REQUIRED TASK: Reproduce all of the data exactly.

Lines of data:

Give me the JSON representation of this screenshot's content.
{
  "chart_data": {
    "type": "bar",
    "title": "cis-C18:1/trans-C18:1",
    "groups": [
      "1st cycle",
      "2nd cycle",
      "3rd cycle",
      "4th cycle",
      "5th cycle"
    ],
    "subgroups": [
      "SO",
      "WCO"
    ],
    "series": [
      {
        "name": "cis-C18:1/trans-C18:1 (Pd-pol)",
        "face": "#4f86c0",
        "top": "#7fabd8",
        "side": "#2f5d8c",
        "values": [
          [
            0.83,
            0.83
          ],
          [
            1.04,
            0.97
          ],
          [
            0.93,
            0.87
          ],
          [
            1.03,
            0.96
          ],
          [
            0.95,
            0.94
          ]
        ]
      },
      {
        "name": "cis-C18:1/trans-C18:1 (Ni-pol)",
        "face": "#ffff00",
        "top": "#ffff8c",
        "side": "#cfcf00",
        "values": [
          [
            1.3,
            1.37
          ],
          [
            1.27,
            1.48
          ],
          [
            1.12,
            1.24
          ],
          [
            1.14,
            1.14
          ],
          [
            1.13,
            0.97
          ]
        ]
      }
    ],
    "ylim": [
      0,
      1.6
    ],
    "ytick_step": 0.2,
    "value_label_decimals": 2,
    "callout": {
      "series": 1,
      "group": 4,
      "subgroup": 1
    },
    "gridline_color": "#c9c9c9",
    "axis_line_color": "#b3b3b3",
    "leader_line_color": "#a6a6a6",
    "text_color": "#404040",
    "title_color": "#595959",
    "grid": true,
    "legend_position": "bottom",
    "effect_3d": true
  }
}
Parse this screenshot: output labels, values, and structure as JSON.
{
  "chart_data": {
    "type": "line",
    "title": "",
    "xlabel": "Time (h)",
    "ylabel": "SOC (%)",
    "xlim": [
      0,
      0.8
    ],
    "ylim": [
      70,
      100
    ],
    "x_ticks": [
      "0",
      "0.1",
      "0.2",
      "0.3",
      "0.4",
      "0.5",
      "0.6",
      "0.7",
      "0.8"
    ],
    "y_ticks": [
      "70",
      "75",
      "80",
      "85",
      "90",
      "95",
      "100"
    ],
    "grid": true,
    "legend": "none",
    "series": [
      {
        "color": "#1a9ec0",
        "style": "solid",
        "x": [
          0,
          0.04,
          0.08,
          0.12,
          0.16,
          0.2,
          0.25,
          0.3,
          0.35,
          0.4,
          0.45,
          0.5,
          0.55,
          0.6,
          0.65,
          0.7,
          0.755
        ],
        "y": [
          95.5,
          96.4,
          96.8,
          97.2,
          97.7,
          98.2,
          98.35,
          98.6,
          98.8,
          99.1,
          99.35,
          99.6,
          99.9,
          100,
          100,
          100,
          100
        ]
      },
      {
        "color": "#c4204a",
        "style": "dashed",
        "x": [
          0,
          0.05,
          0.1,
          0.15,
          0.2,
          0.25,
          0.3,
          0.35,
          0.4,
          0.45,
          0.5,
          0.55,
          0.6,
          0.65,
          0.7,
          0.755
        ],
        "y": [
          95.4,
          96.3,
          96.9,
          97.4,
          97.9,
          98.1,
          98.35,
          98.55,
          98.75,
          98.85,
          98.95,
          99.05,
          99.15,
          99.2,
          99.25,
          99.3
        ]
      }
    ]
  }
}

TASK ANSWER:
Give me the JSON representation of this screenshot's content.
{
  "chart_data": {
    "type": "bar",
    "title": "cis-C18:1/trans-C18:1",
    "groups": [
      "1st cycle",
      "2nd cycle",
      "3rd cycle",
      "4th cycle",
      "5th cycle"
    ],
    "subgroups": [
      "SO",
      "WCO"
    ],
    "series": [
      {
        "name": "cis-C18:1/trans-C18:1 (Pd-pol)",
        "face": "#4f86c0",
        "top": "#7fabd8",
        "side": "#2f5d8c",
        "values": [
          [
            0.83,
            0.83
          ],
          [
            1.04,
            0.97
          ],
          [
            0.93,
            0.87
          ],
          [
            1.03,
            0.96
          ],
          [
            0.95,
            0.94
          ]
        ]
      },
      {
        "name": "cis-C18:1/trans-C18:1 (Ni-pol)",
        "face": "#ffff00",
        "top": "#ffff8c",
        "side": "#cfcf00",
        "values": [
          [
            1.3,
            1.37
          ],
          [
            1.27,
            1.48
          ],
          [
            1.12,
            1.24
          ],
          [
            1.14,
            1.14
          ],
          [
            1.13,
            0.97
          ]
        ]
      }
    ],
    "ylim": [
      0,
      1.6
    ],
    "ytick_step": 0.2,
    "value_label_decimals": 2,
    "callout": {
      "series": 1,
      "group": 4,
      "subgroup": 1
    },
    "gridline_color": "#c9c9c9",
    "axis_line_color": "#b3b3b3",
    "leader_line_color": "#a6a6a6",
    "text_color": "#404040",
    "title_color": "#595959",
    "grid": true,
    "legend_position": "bottom",
    "effect_3d": true
  }
}
Parse this screenshot: output labels, values, and structure as JSON.
{
  "chart_data": {
    "type": "line",
    "title": "",
    "xlabel": "Time (h)",
    "ylabel": "SOC (%)",
    "xlim": [
      0,
      0.8
    ],
    "ylim": [
      70,
      100
    ],
    "x_ticks": [
      "0",
      "0.1",
      "0.2",
      "0.3",
      "0.4",
      "0.5",
      "0.6",
      "0.7",
      "0.8"
    ],
    "y_ticks": [
      "70",
      "75",
      "80",
      "85",
      "90",
      "95",
      "100"
    ],
    "grid": true,
    "legend": "none",
    "series": [
      {
        "color": "#1a9ec0",
        "style": "solid",
        "x": [
          0,
          0.04,
          0.08,
          0.12,
          0.16,
          0.2,
          0.25,
          0.3,
          0.35,
          0.4,
          0.45,
          0.5,
          0.55,
          0.6,
          0.65,
          0.7,
          0.755
        ],
        "y": [
          95.5,
          96.4,
          96.8,
          97.2,
          97.7,
          98.2,
          98.35,
          98.6,
          98.8,
          99.1,
          99.35,
          99.6,
          99.9,
          100,
          100,
          100,
          100
        ]
      },
      {
        "color": "#c4204a",
        "style": "dashed",
        "x": [
          0,
          0.05,
          0.1,
          0.15,
          0.2,
          0.25,
          0.3,
          0.35,
          0.4,
          0.45,
          0.5,
          0.55,
          0.6,
          0.65,
          0.7,
          0.755
        ],
        "y": [
          95.4,
          96.3,
          96.9,
          97.4,
          97.9,
          98.1,
          98.35,
          98.55,
          98.75,
          98.85,
          98.95,
          99.05,
          99.15,
          99.2,
          99.25,
          99.3
        ]
      }
    ]
  }
}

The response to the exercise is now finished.